Stored records
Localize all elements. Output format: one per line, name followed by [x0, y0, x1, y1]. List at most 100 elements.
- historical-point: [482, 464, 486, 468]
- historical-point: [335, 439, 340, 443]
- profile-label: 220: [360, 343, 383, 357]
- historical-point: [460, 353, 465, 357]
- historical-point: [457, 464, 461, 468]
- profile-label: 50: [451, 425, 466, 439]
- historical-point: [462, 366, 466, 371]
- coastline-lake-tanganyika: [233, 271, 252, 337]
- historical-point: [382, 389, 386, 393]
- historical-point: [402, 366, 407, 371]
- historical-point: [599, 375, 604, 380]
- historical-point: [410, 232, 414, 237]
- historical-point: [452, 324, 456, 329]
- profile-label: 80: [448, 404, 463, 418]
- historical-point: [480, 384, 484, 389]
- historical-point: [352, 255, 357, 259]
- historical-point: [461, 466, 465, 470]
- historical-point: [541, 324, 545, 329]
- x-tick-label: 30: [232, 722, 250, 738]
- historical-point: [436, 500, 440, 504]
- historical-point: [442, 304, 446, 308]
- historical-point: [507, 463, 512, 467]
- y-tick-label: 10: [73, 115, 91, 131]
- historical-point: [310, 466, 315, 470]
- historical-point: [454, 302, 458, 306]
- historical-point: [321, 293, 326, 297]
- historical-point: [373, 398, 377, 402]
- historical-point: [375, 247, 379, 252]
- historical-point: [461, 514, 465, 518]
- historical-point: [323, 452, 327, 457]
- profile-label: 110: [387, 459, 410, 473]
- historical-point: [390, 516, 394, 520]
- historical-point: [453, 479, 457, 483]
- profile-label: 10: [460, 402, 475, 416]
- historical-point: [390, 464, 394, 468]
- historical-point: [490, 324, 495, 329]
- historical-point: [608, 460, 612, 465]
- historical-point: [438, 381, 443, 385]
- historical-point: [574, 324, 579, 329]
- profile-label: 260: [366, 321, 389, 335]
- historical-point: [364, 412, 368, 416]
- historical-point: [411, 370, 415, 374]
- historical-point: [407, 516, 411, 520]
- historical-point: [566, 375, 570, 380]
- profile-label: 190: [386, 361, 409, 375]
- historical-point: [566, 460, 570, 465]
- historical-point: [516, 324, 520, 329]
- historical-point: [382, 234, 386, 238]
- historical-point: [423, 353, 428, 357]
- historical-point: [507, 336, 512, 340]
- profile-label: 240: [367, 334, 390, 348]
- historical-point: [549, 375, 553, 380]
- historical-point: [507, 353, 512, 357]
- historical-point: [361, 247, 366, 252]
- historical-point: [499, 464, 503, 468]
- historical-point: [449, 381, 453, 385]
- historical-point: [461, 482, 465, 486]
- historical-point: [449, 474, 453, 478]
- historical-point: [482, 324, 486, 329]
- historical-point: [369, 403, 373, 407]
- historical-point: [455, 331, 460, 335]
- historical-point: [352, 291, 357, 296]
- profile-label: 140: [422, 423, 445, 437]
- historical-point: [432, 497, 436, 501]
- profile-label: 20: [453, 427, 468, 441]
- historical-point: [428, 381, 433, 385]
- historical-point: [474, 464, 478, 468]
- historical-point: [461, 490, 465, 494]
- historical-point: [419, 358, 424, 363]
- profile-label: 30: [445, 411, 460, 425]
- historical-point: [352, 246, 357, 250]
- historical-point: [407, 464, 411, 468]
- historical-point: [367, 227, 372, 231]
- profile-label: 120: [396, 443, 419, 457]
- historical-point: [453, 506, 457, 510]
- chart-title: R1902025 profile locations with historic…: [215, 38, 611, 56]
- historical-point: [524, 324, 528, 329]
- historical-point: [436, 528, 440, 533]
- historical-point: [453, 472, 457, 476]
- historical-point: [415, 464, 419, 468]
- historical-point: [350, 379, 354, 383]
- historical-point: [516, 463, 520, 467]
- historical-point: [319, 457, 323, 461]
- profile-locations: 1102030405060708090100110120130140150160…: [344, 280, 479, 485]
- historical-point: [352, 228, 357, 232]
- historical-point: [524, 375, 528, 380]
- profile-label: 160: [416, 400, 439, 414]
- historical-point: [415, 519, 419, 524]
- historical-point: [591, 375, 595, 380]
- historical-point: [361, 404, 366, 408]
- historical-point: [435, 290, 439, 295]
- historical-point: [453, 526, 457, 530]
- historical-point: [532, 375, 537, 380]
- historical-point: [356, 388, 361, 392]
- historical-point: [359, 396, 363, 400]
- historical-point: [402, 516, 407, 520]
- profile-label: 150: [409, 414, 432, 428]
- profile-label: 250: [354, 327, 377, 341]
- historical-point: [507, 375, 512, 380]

**PROBLEM TO SOLVE**
Report how many lines of the listing contain the string "tick", counting a match only when its case is the same, and give the number alone.

**ANSWER TO THE PROBLEM**
2